TASK BRIEF
Only lines with the word "representation" are needed; collect each of them from the listing below.

Collected data
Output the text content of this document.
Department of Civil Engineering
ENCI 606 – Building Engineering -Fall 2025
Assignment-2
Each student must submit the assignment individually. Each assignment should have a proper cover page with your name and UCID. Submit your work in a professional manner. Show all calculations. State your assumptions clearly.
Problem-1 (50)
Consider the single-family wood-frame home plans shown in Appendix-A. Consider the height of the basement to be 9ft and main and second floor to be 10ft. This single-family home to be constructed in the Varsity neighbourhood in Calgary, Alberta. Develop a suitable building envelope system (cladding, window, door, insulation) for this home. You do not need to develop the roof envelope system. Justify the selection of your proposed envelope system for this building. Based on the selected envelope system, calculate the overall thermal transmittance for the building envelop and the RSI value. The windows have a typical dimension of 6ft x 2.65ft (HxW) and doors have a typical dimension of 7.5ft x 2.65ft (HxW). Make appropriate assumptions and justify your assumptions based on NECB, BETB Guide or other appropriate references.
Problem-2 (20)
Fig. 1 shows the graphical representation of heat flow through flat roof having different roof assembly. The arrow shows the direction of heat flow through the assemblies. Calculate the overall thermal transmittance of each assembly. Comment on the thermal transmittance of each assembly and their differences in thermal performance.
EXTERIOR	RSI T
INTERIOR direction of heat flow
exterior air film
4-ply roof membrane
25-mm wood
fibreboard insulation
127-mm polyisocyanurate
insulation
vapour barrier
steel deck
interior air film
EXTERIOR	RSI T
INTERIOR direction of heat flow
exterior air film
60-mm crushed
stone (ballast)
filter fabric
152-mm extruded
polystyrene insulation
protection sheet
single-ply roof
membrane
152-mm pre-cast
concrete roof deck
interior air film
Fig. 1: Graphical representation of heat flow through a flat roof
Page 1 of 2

CORRECT RESPONSE
Fig. 1 shows the graphical representation of heat flow through flat roof having different roof assembly. The arrow shows the direction of heat flow through the assemblies. Calculate the overall thermal transmittance of each assembly. Comment on the thermal transmittance of each assembly and their differences in thermal performance.
Fig. 1: Graphical representation of heat flow through a flat roof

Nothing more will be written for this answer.